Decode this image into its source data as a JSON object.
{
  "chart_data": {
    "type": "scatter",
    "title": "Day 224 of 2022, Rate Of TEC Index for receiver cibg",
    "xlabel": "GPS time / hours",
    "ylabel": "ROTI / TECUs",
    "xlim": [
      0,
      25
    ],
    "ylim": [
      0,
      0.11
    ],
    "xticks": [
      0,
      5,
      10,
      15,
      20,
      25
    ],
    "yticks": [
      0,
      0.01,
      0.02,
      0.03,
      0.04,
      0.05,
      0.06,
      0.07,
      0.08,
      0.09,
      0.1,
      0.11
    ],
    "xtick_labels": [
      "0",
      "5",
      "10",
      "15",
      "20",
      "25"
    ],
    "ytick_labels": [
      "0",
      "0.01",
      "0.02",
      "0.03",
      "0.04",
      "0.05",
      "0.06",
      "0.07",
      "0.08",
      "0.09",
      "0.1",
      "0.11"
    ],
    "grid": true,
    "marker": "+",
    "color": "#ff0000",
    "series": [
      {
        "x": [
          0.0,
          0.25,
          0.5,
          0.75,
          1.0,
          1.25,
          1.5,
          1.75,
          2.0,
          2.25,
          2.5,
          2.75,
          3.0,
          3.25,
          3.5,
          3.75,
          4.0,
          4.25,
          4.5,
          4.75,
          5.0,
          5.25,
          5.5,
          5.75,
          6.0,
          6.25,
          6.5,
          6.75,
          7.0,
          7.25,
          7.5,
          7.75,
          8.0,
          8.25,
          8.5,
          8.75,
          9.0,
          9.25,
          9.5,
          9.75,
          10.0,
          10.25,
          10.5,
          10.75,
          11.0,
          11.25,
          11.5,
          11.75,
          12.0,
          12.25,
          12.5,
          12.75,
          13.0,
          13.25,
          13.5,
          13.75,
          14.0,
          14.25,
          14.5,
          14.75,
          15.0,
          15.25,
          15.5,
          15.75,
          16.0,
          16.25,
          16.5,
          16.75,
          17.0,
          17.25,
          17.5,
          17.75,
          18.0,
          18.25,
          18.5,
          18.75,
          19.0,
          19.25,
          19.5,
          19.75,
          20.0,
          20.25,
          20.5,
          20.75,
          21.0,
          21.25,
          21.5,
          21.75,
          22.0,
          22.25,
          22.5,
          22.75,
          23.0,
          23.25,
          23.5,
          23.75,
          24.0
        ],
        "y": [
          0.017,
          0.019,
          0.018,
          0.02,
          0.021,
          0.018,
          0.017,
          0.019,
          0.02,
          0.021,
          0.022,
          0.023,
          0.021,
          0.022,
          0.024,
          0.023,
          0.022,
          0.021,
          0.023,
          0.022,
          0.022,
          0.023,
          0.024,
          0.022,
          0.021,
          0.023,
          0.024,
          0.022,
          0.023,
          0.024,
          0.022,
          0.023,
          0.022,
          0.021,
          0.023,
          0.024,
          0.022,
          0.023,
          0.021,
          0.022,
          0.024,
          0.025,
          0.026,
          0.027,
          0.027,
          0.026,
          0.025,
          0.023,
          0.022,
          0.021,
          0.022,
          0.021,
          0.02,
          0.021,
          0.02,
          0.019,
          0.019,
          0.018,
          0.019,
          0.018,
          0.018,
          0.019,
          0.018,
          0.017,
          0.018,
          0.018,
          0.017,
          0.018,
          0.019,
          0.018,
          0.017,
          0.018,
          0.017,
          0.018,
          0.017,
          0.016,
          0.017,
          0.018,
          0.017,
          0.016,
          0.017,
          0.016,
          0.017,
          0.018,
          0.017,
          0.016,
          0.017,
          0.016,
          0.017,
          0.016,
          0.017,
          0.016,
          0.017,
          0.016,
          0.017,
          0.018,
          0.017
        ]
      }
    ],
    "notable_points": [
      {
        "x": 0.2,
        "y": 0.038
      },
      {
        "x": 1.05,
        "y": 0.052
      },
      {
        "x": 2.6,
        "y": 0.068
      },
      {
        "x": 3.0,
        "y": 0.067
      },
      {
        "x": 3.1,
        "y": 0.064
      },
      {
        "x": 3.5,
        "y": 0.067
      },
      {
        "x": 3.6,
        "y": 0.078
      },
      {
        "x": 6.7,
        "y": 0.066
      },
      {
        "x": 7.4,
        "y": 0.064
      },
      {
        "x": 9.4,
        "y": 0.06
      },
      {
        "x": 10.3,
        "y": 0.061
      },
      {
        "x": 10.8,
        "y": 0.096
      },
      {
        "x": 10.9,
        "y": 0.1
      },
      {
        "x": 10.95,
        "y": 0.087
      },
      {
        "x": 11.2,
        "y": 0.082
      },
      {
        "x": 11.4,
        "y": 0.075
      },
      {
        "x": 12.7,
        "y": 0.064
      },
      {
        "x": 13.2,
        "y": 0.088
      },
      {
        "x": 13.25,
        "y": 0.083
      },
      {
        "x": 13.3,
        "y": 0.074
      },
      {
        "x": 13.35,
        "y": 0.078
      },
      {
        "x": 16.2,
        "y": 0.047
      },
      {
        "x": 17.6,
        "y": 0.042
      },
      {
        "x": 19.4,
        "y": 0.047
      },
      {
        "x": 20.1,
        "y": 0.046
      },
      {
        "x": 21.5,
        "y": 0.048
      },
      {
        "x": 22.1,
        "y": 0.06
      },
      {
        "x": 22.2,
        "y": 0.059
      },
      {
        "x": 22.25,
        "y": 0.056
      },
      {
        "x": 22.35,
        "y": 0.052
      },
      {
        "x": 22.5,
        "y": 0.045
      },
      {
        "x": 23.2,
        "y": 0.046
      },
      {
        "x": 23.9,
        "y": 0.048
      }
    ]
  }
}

■ **EXERCISE INSTRUCTIONS**:
Give all of the entries again, word for word.

■ **EXERCISE SOLUTION**:
Decode this image into its source data as a JSON object.
{
  "chart_data": {
    "type": "scatter",
    "title": "Day 224 of 2022, Rate Of TEC Index for receiver cibg",
    "xlabel": "GPS time / hours",
    "ylabel": "ROTI / TECUs",
    "xlim": [
      0,
      25
    ],
    "ylim": [
      0,
      0.11
    ],
    "xticks": [
      0,
      5,
      10,
      15,
      20,
      25
    ],
    "yticks": [
      0,
      0.01,
      0.02,
      0.03,
      0.04,
      0.05,
      0.06,
      0.07,
      0.08,
      0.09,
      0.1,
      0.11
    ],
    "xtick_labels": [
      "0",
      "5",
      "10",
      "15",
      "20",
      "25"
    ],
    "ytick_labels": [
      "0",
      "0.01",
      "0.02",
      "0.03",
      "0.04",
      "0.05",
      "0.06",
      "0.07",
      "0.08",
      "0.09",
      "0.1",
      "0.11"
    ],
    "grid": true,
    "marker": "+",
    "color": "#ff0000",
    "series": [
      {
        "x": [
          0.0,
          0.25,
          0.5,
          0.75,
          1.0,
          1.25,
          1.5,
          1.75,
          2.0,
          2.25,
          2.5,
          2.75,
          3.0,
          3.25,
          3.5,
          3.75,
          4.0,
          4.25,
          4.5,
          4.75,
          5.0,
          5.25,
          5.5,
          5.75,
          6.0,
          6.25,
          6.5,
          6.75,
          7.0,
          7.25,
          7.5,
          7.75,
          8.0,
          8.25,
          8.5,
          8.75,
          9.0,
          9.25,
          9.5,
          9.75,
          10.0,
          10.25,
          10.5,
          10.75,
          11.0,
          11.25,
          11.5,
          11.75,
          12.0,
          12.25,
          12.5,
          12.75,
          13.0,
          13.25,
          13.5,
          13.75,
          14.0,
          14.25,
          14.5,
          14.75,
          15.0,
          15.25,
          15.5,
          15.75,
          16.0,
          16.25,
          16.5,
          16.75,
          17.0,
          17.25,
          17.5,
          17.75,
          18.0,
          18.25,
          18.5,
          18.75,
          19.0,
          19.25,
          19.5,
          19.75,
          20.0,
          20.25,
          20.5,
          20.75,
          21.0,
          21.25,
          21.5,
          21.75,
          22.0,
          22.25,
          22.5,
          22.75,
          23.0,
          23.25,
          23.5,
          23.75,
          24.0
        ],
        "y": [
          0.017,
          0.019,
          0.018,
          0.02,
          0.021,
          0.018,
          0.017,
          0.019,
          0.02,
          0.021,
          0.022,
          0.023,
          0.021,
          0.022,
          0.024,
          0.023,
          0.022,
          0.021,
          0.023,
          0.022,
          0.022,
          0.023,
          0.024,
          0.022,
          0.021,
          0.023,
          0.024,
          0.022,
          0.023,
          0.024,
          0.022,
          0.023,
          0.022,
          0.021,
          0.023,
          0.024,
          0.022,
          0.023,
          0.021,
          0.022,
          0.024,
          0.025,
          0.026,
          0.027,
          0.027,
          0.026,
          0.025,
          0.023,
          0.022,
          0.021,
          0.022,
          0.021,
          0.02,
          0.021,
          0.02,
          0.019,
          0.019,
          0.018,
          0.019,
          0.018,
          0.018,
          0.019,
          0.018,
          0.017,
          0.018,
          0.018,
          0.017,
          0.018,
          0.019,
          0.018,
          0.017,
          0.018,
          0.017,
          0.018,
          0.017,
          0.016,
          0.017,
          0.018,
          0.017,
          0.016,
          0.017,
          0.016,
          0.017,
          0.018,
          0.017,
          0.016,
          0.017,
          0.016,
          0.017,
          0.016,
          0.017,
          0.016,
          0.017,
          0.016,
          0.017,
          0.018,
          0.017
        ]
      }
    ],
    "notable_points": [
      {
        "x": 0.2,
        "y": 0.038
      },
      {
        "x": 1.05,
        "y": 0.052
      },
      {
        "x": 2.6,
        "y": 0.068
      },
      {
        "x": 3.0,
        "y": 0.067
      },
      {
        "x": 3.1,
        "y": 0.064
      },
      {
        "x": 3.5,
        "y": 0.067
      },
      {
        "x": 3.6,
        "y": 0.078
      },
      {
        "x": 6.7,
        "y": 0.066
      },
      {
        "x": 7.4,
        "y": 0.064
      },
      {
        "x": 9.4,
        "y": 0.06
      },
      {
        "x": 10.3,
        "y": 0.061
      },
      {
        "x": 10.8,
        "y": 0.096
      },
      {
        "x": 10.9,
        "y": 0.1
      },
      {
        "x": 10.95,
        "y": 0.087
      },
      {
        "x": 11.2,
        "y": 0.082
      },
      {
        "x": 11.4,
        "y": 0.075
      },
      {
        "x": 12.7,
        "y": 0.064
      },
      {
        "x": 13.2,
        "y": 0.088
      },
      {
        "x": 13.25,
        "y": 0.083
      },
      {
        "x": 13.3,
        "y": 0.074
      },
      {
        "x": 13.35,
        "y": 0.078
      },
      {
        "x": 16.2,
        "y": 0.047
      },
      {
        "x": 17.6,
        "y": 0.042
      },
      {
        "x": 19.4,
        "y": 0.047
      },
      {
        "x": 20.1,
        "y": 0.046
      },
      {
        "x": 21.5,
        "y": 0.048
      },
      {
        "x": 22.1,
        "y": 0.06
      },
      {
        "x": 22.2,
        "y": 0.059
      },
      {
        "x": 22.25,
        "y": 0.056
      },
      {
        "x": 22.35,
        "y": 0.052
      },
      {
        "x": 22.5,
        "y": 0.045
      },
      {
        "x": 23.2,
        "y": 0.046
      },
      {
        "x": 23.9,
        "y": 0.048
      }
    ]
  }
}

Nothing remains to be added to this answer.